Exercise
Look through the material and copy each line holding "Scheme".

Exercise inputs
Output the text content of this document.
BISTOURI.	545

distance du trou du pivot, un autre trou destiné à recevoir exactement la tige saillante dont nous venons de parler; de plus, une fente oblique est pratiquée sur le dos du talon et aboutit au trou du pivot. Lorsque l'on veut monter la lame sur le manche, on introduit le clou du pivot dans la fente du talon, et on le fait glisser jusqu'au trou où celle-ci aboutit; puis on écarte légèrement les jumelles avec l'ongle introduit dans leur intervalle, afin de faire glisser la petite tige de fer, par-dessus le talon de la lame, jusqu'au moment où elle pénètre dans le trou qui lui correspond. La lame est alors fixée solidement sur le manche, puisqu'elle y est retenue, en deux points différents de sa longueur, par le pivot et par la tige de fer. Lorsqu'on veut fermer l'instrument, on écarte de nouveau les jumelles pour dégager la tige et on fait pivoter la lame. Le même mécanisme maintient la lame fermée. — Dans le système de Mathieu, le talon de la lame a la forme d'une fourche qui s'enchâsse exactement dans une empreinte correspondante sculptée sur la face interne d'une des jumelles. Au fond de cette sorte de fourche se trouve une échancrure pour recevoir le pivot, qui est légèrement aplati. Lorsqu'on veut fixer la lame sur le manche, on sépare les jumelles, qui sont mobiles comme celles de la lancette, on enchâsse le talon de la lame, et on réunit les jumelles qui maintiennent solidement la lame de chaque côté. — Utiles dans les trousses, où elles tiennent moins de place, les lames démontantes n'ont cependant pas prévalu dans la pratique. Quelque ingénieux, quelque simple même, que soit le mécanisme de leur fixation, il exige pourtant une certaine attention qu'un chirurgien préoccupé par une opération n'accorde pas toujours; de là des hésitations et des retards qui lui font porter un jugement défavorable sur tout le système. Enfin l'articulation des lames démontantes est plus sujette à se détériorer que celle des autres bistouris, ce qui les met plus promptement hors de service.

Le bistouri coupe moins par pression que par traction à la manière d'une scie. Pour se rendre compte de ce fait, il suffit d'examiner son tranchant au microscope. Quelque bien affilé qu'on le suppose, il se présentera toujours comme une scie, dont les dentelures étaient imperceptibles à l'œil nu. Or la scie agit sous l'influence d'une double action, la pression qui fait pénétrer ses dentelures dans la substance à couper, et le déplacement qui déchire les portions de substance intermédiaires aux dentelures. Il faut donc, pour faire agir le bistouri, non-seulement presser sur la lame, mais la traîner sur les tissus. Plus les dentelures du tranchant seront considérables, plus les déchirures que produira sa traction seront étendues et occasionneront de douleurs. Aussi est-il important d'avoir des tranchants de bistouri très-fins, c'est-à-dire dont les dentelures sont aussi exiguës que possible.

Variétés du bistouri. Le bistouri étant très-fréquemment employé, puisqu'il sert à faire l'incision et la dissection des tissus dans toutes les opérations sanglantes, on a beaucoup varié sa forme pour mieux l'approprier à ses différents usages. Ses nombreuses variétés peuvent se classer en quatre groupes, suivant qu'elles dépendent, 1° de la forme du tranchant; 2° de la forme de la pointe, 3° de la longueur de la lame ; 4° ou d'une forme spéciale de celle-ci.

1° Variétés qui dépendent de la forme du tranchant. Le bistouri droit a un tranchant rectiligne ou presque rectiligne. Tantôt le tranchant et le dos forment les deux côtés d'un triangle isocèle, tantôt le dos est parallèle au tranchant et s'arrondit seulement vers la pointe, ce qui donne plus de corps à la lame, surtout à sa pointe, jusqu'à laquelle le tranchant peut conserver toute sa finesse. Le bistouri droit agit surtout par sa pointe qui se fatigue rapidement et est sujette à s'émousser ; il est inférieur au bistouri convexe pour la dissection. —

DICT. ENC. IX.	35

---

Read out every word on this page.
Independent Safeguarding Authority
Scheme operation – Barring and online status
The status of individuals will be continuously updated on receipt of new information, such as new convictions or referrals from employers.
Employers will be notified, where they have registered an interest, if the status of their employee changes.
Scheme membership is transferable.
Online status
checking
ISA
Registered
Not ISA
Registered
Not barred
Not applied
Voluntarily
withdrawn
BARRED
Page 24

Answer to the problem
Scheme operation – Barring and online status
Scheme membership is transferable.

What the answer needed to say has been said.